A missionary, who knew him intimately, remarks in a private letter, "I fear that no one at home will be able to do him justice, in the biography, on the point of pulpit eloquence. People at home had no opportunity of judging, as Dr. Judson's health was so poor, and moreover his thoughts had so long run in Burman channels, that it required a Burman pulpit in which to exhibit them."

Mrs. Judson gives the following account of the manner in which he prepared for the pulpit: "He used to rise somewhat earlier on Sunday mornings than on other days,—I speak now of the time when he was able to preach only once a day,—and take his usual walk over the hill. He occupied his walking time generally in devotion, and after his return, spent some time in prayer in his study. He would then call me, and we would walk up and down the veranda together until breakfast, occupying in this manner from an hour to an hour and a half. His text was sometimes selected on the previous evening, and sometimes in the morning before he went out; but oftener several texts occurred to him while walking, and the first business on the veranda was to choose between them. Then arose quite an animated discussion, if that can be called a discussion which has the wisdom all on one side. These Sunday morning walks in the veranda were very profitable to me, for there was always matter for a dozen sermons in the suggestions of the hour. He was rather fond of speculation on these occasions, but never introduced any thing of this kind into the pulpit. He did not plan his sermon during the morning walks, but disentangled and sifted the text, making himself familiar with all its bearings, and possible as well as obvious applications. Afterwards the topics chosen were adapted to the congregation before him; and before I understood the language, I used to take great interest in ascertaining, by his manner and the faces of his auditors, the peculiar train of thought which he had followed out. He preached with great fervor and earnestness; but besides this, there was a touching simplicity in the matter and language, which it was long before I could appreciate. His figures, which I understood sooner, were drawn from immediately surrounding objects. Of these, in accordance with eastern taste, he made great use. He often remarked that 'Christ was the model preacher, and that he never preached great sermons.' Whether Dr. Judson preached great sermons or not, his preaching was peculiarly effective there, and I think would have been so any where."

Such was Dr. Judson as a preacher. As to his success as a translator, I have already spoken. I cannot, however, feel satisfied without quoting the following passage from the Calcutta Review; since it so well exhibits the difficulties which were to be encountered in the accomplishment of this great work.

"Some languages, however,—and the Burman is one,—seem to mould themselves with great difficulty to the elimination of thought, in the intermediate stages of a continued chain of close argument. In such languages an argument, or train of reasoning, appears to advance with abrupt steps, the mind being left to trace and fill up their connection. The resulting formula has to be reached, dropping out, as it were, some of the intermediate equations. Let our readers dwell for a moment upon the difficulty, in their own powerful Saxon tongue, of discoursing upon free will, predestination, and many other such subjects, and then endeavor to realize to themselves how infinitely more difficult the attempt must be in a language of monosyllabic formation and structure; its very polysyllables being the roughest possible mosaic of monosyllables, and the genius and construction of the tongue such, that even the simple language of the Gospels—the sentences of which are in general so remarkably plain and free from complication,—is beyond its flexibility, the simplest sentences in the Gospels of Mark or John having to be chopped up and decomposed, in order to adapt them to this peculiar language. Let our readers imagine, if they can, the wonderful command requisite of so awkward an instrument, in order to be enabled to answer an Oo Yan—'How are sin and eternal misery reconcilable with the character of an infinitely holy, wise, and powerful God?' or to meet the subtleties of a Moung Shwa-gnong, arguing on his fundamental doctrine, that divine wisdom, not concentrated in any existing spirit, or embodied in any form, but diffused throughout the universe, and partaken in different degrees by various intelligences, and in a very high degree by the Buddhs, is the true and only God. Yet so completely was Judson master of this very difficult tongue, and of the modes of thought of its people, that he could, by his replies and arguments, impart to an Oo Yan intense satisfaction, and a joy which exhibited itself by the ebullitions natural to a susceptible temperament; and, in the end, could force a subtle Moung Shwa-gnong to yield to the skill of a foreign disputant." [Calcutta Review for December, 1850].

Written instruction: Please extract the portion of the passage on Judson's preaching between "Such was Dr." and "this great work.", inclusive.

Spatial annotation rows
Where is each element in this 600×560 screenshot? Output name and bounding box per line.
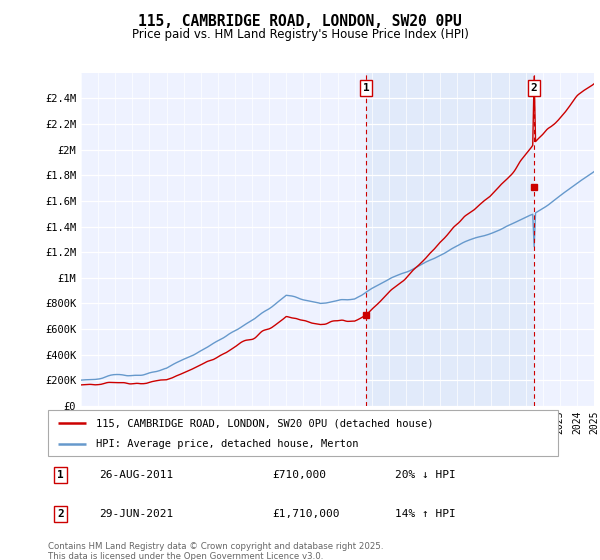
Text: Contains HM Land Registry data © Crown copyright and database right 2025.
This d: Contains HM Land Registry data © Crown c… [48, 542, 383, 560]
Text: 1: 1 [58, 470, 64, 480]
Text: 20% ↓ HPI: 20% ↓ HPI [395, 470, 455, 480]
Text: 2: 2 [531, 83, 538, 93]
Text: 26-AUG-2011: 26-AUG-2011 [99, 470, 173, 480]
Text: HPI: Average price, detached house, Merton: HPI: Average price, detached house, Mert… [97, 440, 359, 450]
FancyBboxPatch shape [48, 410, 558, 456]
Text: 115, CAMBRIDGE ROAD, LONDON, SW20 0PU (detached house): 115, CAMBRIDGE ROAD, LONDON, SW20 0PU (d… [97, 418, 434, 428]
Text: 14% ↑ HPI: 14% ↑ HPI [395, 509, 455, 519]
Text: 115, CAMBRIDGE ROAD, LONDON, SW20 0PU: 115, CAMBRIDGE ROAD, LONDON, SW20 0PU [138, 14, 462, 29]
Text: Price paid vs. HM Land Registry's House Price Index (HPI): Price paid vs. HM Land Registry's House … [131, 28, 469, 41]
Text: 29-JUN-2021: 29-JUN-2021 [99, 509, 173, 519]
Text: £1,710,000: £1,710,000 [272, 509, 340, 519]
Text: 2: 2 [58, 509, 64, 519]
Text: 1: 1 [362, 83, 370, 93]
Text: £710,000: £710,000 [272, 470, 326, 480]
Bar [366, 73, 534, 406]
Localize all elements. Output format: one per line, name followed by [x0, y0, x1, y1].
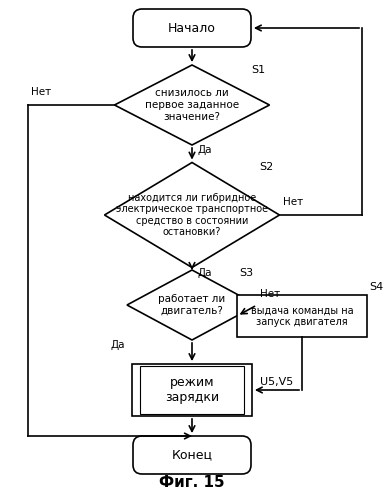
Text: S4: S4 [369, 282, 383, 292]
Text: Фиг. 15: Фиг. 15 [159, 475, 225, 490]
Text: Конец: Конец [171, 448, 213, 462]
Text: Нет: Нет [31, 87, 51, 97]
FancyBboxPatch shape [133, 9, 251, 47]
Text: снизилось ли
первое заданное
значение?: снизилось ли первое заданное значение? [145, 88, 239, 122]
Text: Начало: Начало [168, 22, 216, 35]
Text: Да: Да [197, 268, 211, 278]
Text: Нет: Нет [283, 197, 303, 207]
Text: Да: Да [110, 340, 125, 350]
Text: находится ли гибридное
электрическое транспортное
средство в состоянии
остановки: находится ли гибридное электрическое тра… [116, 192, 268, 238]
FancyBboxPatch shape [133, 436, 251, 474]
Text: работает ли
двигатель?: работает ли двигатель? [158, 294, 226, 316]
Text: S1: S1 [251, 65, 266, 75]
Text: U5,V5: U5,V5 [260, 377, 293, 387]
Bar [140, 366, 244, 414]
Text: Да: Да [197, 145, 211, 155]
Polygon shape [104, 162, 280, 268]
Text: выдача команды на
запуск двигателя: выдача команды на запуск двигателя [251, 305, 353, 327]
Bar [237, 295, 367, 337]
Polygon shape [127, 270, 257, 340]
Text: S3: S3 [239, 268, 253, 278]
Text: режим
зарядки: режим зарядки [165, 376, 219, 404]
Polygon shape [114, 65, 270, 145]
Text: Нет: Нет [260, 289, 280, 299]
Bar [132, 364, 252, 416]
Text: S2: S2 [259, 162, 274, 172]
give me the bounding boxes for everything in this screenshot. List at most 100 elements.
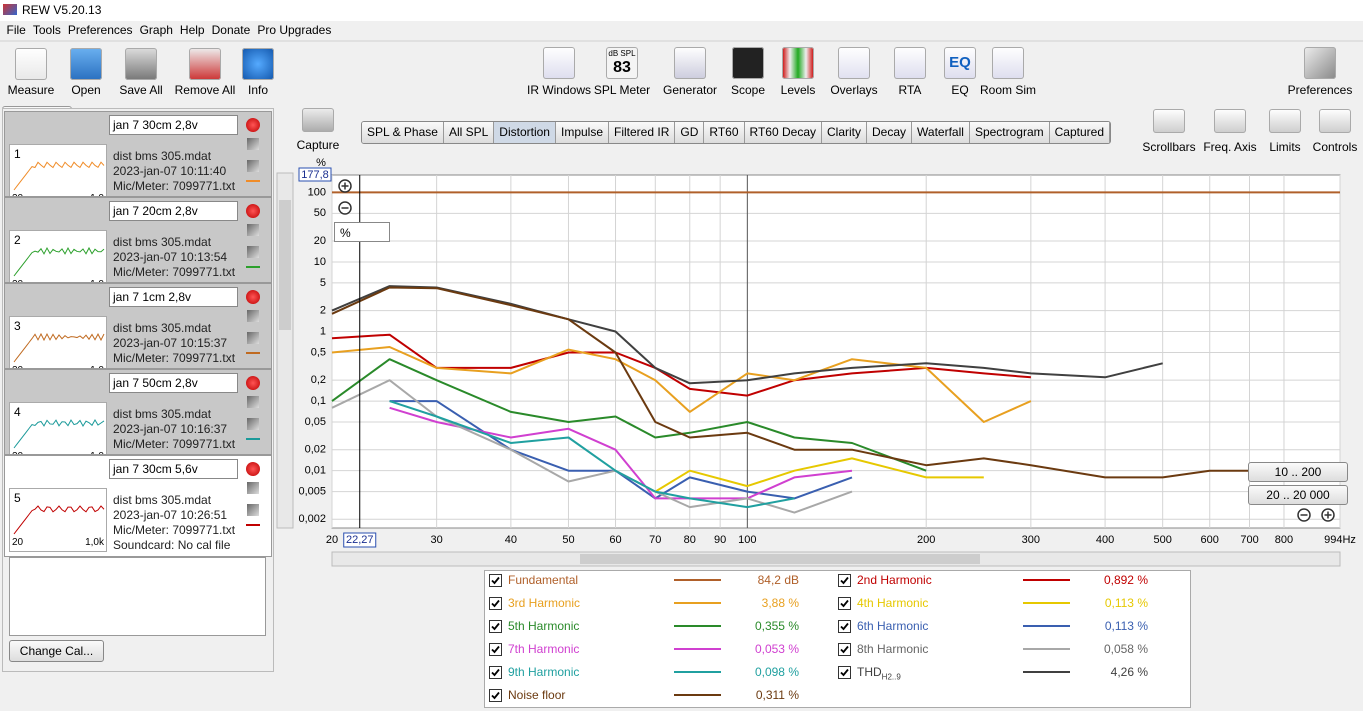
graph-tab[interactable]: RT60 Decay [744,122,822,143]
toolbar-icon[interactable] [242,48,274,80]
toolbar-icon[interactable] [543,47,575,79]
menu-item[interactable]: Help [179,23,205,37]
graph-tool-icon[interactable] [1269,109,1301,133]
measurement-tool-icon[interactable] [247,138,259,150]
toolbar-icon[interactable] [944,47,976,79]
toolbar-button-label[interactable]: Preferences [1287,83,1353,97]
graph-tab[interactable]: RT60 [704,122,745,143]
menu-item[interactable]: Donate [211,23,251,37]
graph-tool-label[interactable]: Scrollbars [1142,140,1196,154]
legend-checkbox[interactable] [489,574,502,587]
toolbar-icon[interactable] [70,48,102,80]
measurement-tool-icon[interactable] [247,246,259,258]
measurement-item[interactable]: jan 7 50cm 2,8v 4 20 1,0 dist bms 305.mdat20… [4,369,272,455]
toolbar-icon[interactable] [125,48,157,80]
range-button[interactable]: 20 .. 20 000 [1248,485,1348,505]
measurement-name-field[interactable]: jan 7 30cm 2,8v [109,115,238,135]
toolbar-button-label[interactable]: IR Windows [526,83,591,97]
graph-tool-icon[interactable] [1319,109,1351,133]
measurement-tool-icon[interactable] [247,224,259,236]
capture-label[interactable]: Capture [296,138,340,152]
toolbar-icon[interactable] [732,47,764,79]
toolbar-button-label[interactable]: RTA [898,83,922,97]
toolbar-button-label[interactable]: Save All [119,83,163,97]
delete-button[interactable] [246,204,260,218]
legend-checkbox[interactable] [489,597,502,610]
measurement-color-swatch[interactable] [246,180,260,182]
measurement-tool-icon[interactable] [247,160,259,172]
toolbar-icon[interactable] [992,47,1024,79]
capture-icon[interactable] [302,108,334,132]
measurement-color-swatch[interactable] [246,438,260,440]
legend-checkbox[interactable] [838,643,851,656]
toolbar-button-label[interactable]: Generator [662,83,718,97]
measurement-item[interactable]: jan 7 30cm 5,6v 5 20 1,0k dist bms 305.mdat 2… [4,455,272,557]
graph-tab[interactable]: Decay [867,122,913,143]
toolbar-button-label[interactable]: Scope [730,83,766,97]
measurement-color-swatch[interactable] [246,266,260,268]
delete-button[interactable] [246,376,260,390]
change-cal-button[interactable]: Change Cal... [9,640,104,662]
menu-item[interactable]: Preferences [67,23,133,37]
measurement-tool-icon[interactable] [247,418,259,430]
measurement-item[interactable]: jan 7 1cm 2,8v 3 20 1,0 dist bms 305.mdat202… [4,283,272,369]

Output for this task:
Such was Dr. Judson as a preacher. As to his success as a translator, I have already spoken. I cannot, however, feel satisfied without quoting the following passage from the Calcutta Review; since it so well exhibits the difficulties which were to be encountered in the accomplishment of this great work.